_Problem_: Copy each line below that contains "will".

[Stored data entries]
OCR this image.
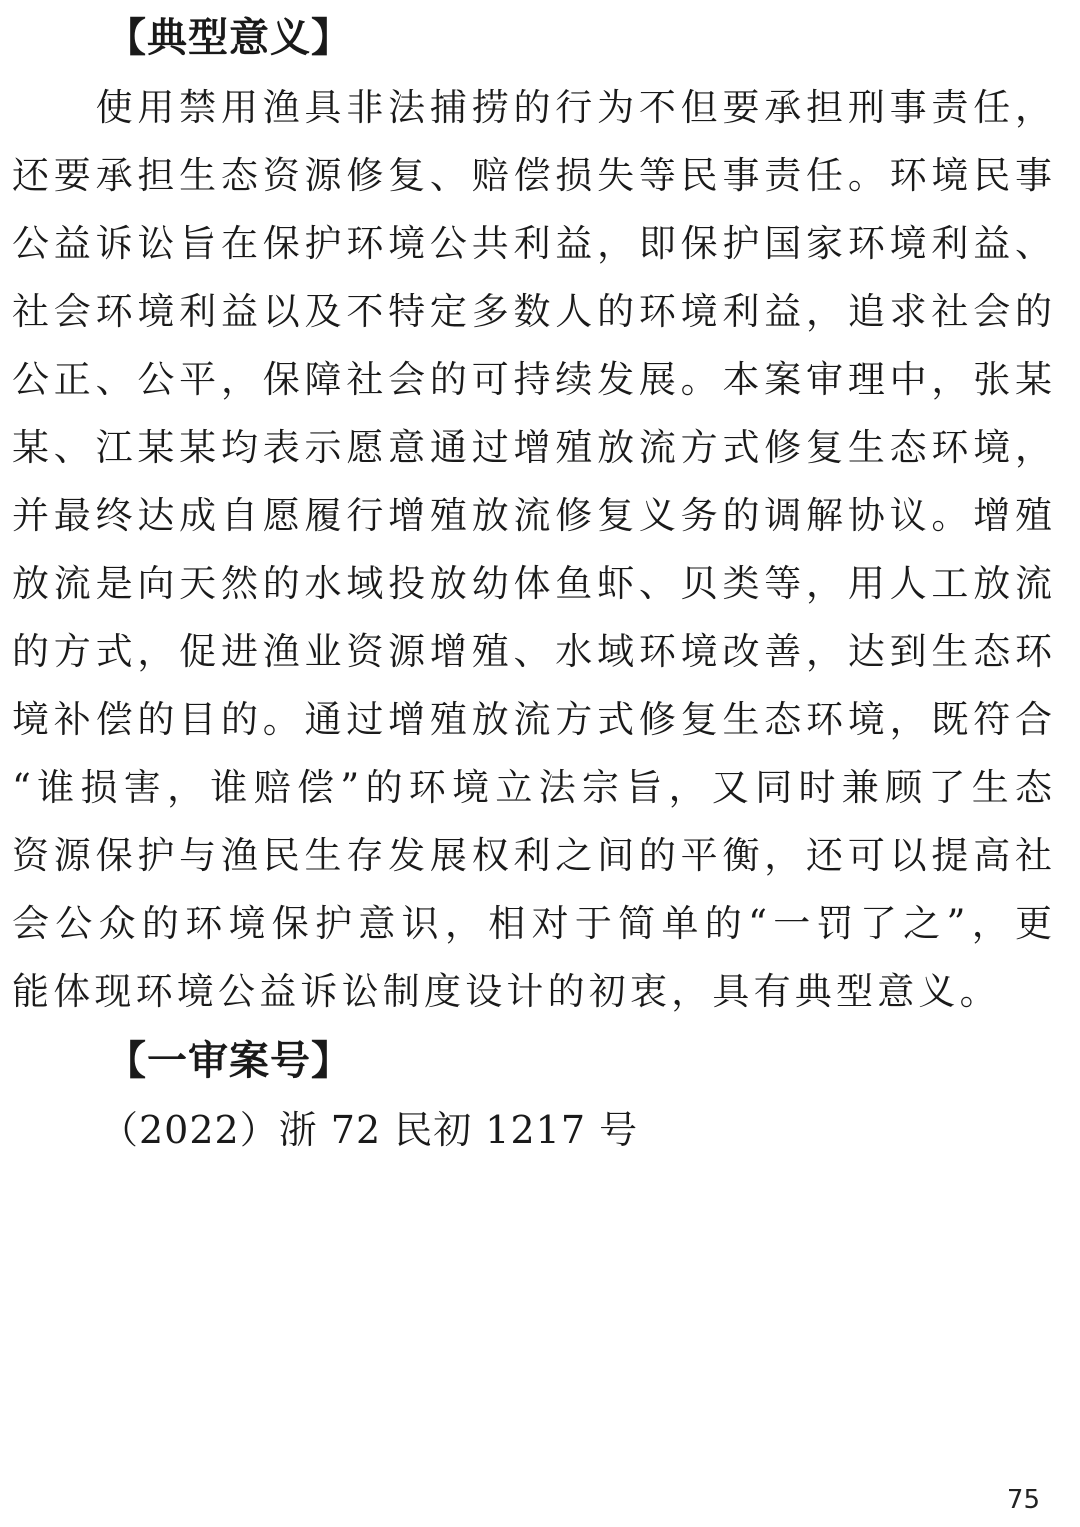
【典型意义】
　　使用禁用渔具非法捕捞的行为不但要承担刑事责任，
还要承担生态资源修复、赔偿损失等民事责任。环境民事
公益诉讼旨在保护环境公共利益，即保护国家环境利益、
社会环境利益以及不特定多数人的环境利益，追求社会的
公正、公平，保障社会的可持续发展。本案审理中，张某
某、江某某均表示愿意通过增殖放流方式修复生态环境，
并最终达成自愿履行增殖放流修复义务的调解协议。增殖
放流是向天然的水域投放幼体鱼虾、贝类等，用人工放流
的方式，促进渔业资源增殖、水域环境改善，达到生态环
境补偿的目的。通过增殖放流方式修复生态环境，既符合
“谁损害，谁赔偿”的环境立法宗旨，又同时兼顾了生态
资源保护与渔民生存发展权利之间的平衡，还可以提高社
会公众的环境保护意识，相对于简单的“一罚了之”，更
能体现环境公益诉讼制度设计的初衷，具有典型意义。
【一审案号】
（2022）浙 72 民初 1217 号
75
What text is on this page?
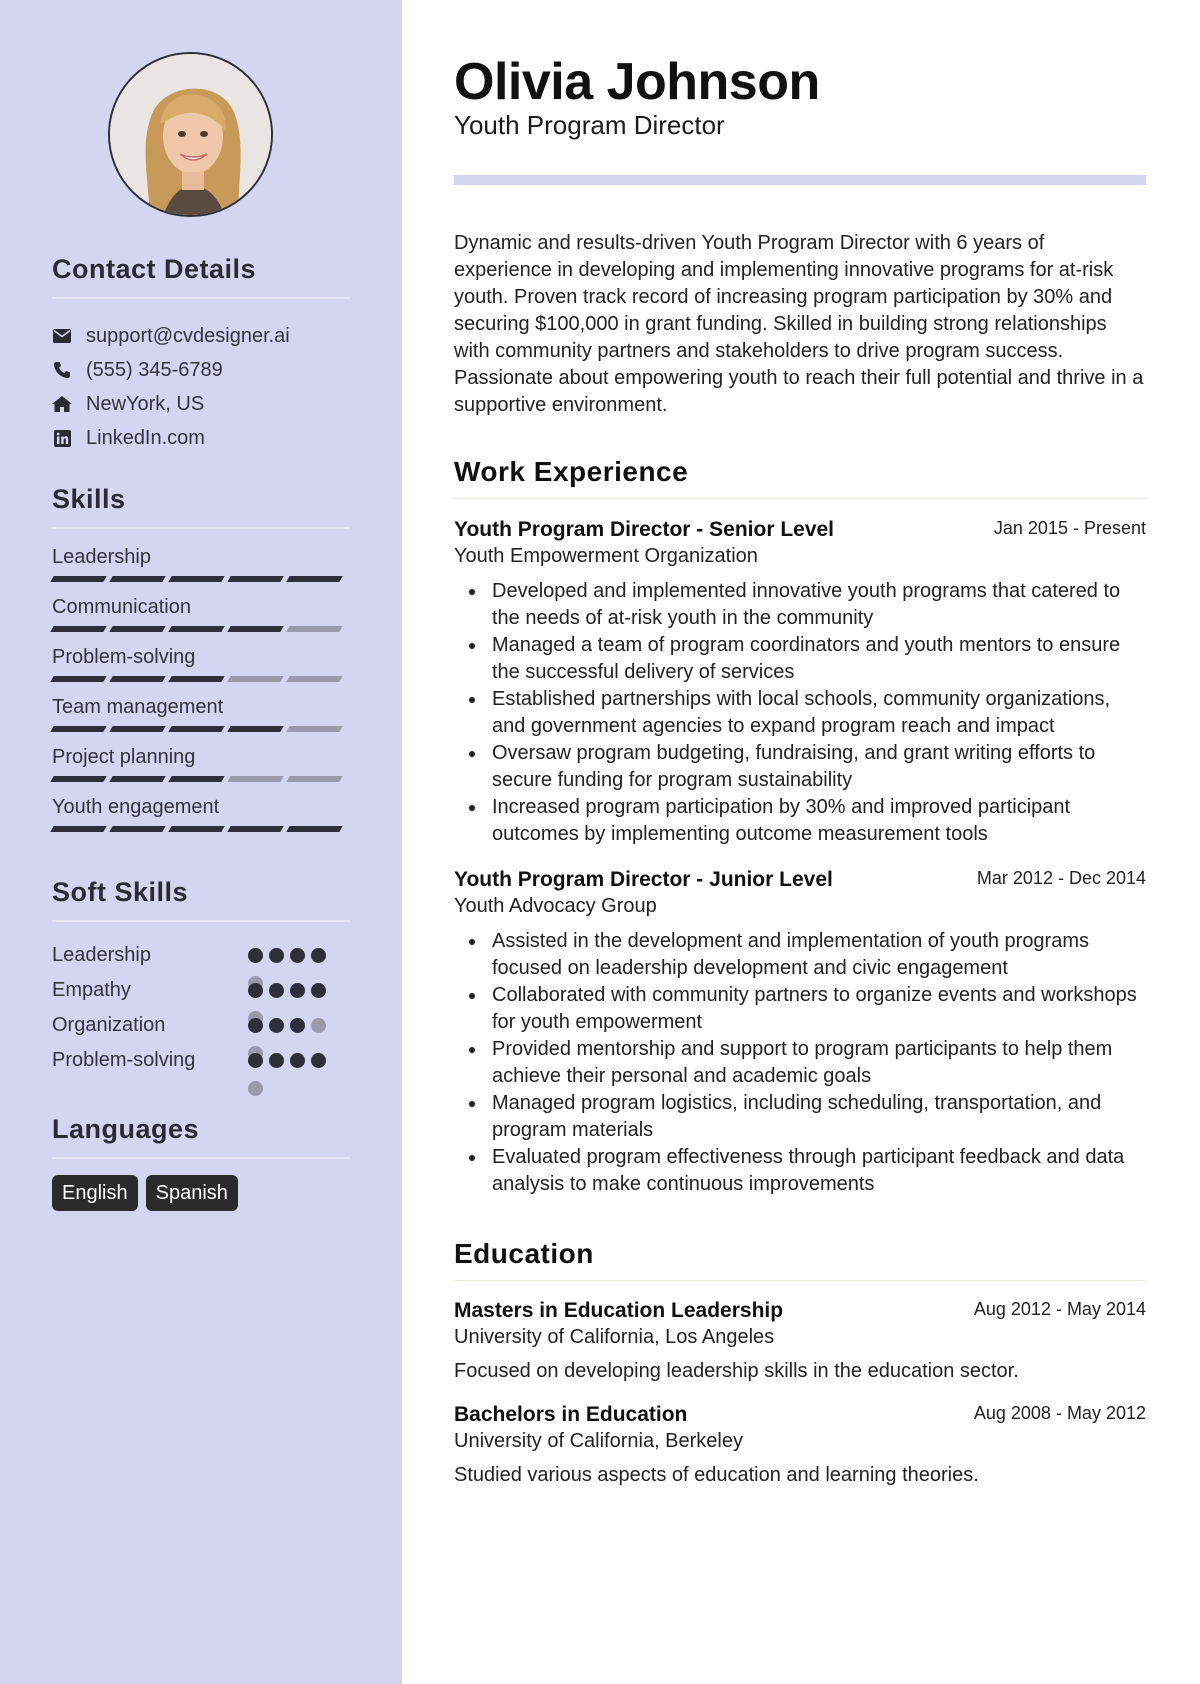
Contact Details
support@cvdesigner.ai
(555) 345-6789
NewYork, US
LinkedIn.com
Skills
Leadership
Communication
Problem-solving
Team management
Project planning
Youth engagement
Soft Skills
Leadership
Empathy
Organization
Problem-solving
Languages
English	Spanish
Olivia Johnson
Youth Program Director

Dynamic and results-driven Youth Program Director with 6 years of experience in developing and implementing innovative programs for at-risk youth. Proven track record of increasing program participation by 30% and securing $100,000 in grant funding. Skilled in building strong relationships with community partners and stakeholders to drive program success. Passionate about empowering youth to reach their full potential and thrive in a supportive environment.

Work Experience
Youth Program Director - Senior Level	Jan 2015 - Present
Youth Empowerment Organization
Developed and implemented innovative youth programs that catered to the needs of at-risk youth in the community
Managed a team of program coordinators and youth mentors to ensure the successful delivery of services
Established partnerships with local schools, community organizations, and government agencies to expand program reach and impact
Oversaw program budgeting, fundraising, and grant writing efforts to secure funding for program sustainability
Increased program participation by 30% and improved participant outcomes by implementing outcome measurement tools
Youth Program Director - Junior Level	Mar 2012 - Dec 2014
Youth Advocacy Group
Assisted in the development and implementation of youth programs focused on leadership development and civic engagement
Collaborated with community partners to organize events and workshops for youth empowerment
Provided mentorship and support to program participants to help them achieve their personal and academic goals
Managed program logistics, including scheduling, transportation, and program materials
Evaluated program effectiveness through participant feedback and data analysis to make continuous improvements
Education
Masters in Education Leadership	Aug 2012 - May 2014
University of California, Los Angeles
Focused on developing leadership skills in the education sector.
Bachelors in Education	Aug 2008 - May 2012
University of California, Berkeley
Studied various aspects of education and learning theories.
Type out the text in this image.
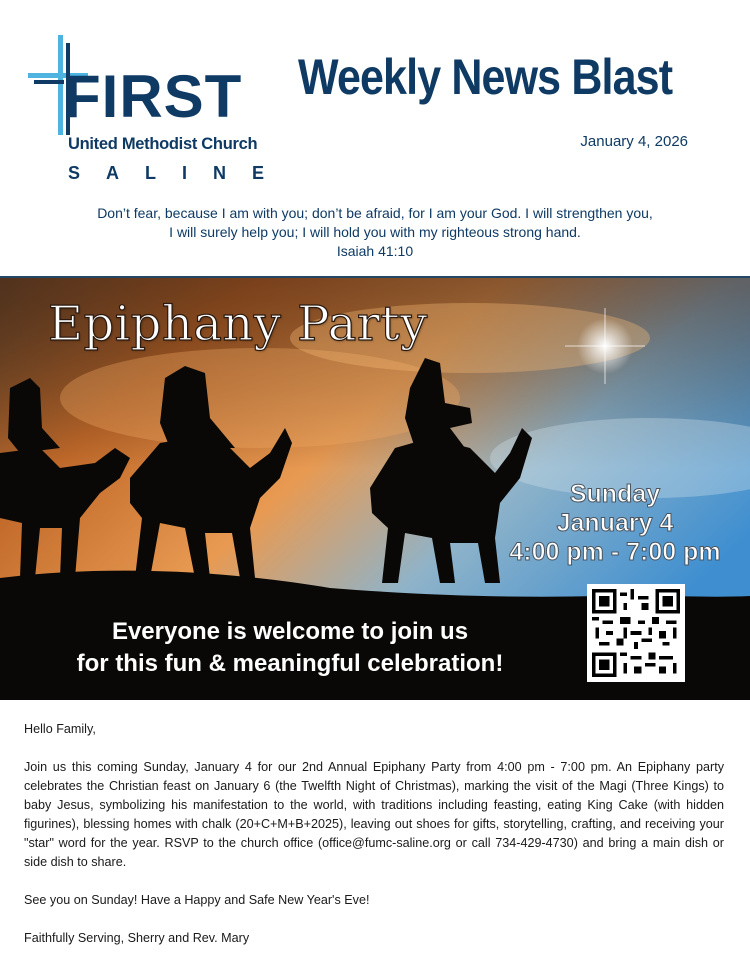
FIRST
United Methodist Church
SALINE
Weekly News Blast
January 4, 2026
Don’t fear, because I am with you; don’t be afraid, for I am your God. I will strengthen you,
I will surely help you; I will hold you with my righteous strong hand.
Isaiah 41:10
Epiphany Party
Sunday
January 4
4:00 pm - 7:00 pm
Everyone is welcome to join us
for this fun & meaningful celebration!

Hello Family,

Join us this coming Sunday, January 4 for our 2nd Annual Epiphany Party from 4:00 pm - 7:00 pm. An Epiphany party celebrates the Christian feast on January 6 (the Twelfth Night of Christmas), marking the visit of the Magi (Three Kings) to baby Jesus, symbolizing his manifestation to the world, with traditions including feasting, eating King Cake (with hidden figurines), blessing homes with chalk (20+C+M+B+2025), leaving out shoes for gifts, storytelling, crafting, and receiving your "star" word for the year. RSVP to the church office (office@fumc-saline.org or call 734-429-4730) and bring a main dish or side dish to share.

See you on Sunday! Have a Happy and Safe New Year's Eve!

Faithfully Serving, Sherry and Rev. Mary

_Worked solution_:
Don’t fear, because I am with you; don’t be afraid, for I am your God. I will strengthen you,
I will surely help you; I will hold you with my righteous strong hand.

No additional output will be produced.